*To do:*
Present the data once more in exactly its original form.

*Records for this task:*
───

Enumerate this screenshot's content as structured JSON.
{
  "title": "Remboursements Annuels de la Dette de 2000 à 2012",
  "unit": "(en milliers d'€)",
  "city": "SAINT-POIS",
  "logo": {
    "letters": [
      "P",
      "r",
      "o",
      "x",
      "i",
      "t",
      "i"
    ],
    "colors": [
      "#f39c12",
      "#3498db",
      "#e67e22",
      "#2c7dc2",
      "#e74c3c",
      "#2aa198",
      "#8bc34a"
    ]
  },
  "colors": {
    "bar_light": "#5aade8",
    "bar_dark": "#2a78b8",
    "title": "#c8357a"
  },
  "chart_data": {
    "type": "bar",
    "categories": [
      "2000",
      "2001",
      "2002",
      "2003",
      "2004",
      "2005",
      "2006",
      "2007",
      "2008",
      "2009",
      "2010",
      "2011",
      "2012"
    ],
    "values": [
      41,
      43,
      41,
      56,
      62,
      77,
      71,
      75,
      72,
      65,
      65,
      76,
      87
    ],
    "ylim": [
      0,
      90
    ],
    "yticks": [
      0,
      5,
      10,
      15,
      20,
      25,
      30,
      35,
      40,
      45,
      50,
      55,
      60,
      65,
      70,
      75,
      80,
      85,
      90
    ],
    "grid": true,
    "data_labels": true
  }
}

───

*Response to the task:*
Enumerate this screenshot's content as structured JSON.
{
  "title": "Remboursements Annuels de la Dette de 2000 à 2012",
  "unit": "(en milliers d'€)",
  "city": "SAINT-POIS",
  "logo": {
    "letters": [
      "P",
      "r",
      "o",
      "x",
      "i",
      "t",
      "i"
    ],
    "colors": [
      "#f39c12",
      "#3498db",
      "#e67e22",
      "#2c7dc2",
      "#e74c3c",
      "#2aa198",
      "#8bc34a"
    ]
  },
  "colors": {
    "bar_light": "#5aade8",
    "bar_dark": "#2a78b8",
    "title": "#c8357a"
  },
  "chart_data": {
    "type": "bar",
    "categories": [
      "2000",
      "2001",
      "2002",
      "2003",
      "2004",
      "2005",
      "2006",
      "2007",
      "2008",
      "2009",
      "2010",
      "2011",
      "2012"
    ],
    "values": [
      41,
      43,
      41,
      56,
      62,
      77,
      71,
      75,
      72,
      65,
      65,
      76,
      87
    ],
    "ylim": [
      0,
      90
    ],
    "yticks": [
      0,
      5,
      10,
      15,
      20,
      25,
      30,
      35,
      40,
      45,
      50,
      55,
      60,
      65,
      70,
      75,
      80,
      85,
      90
    ],
    "grid": true,
    "data_labels": true
  }
}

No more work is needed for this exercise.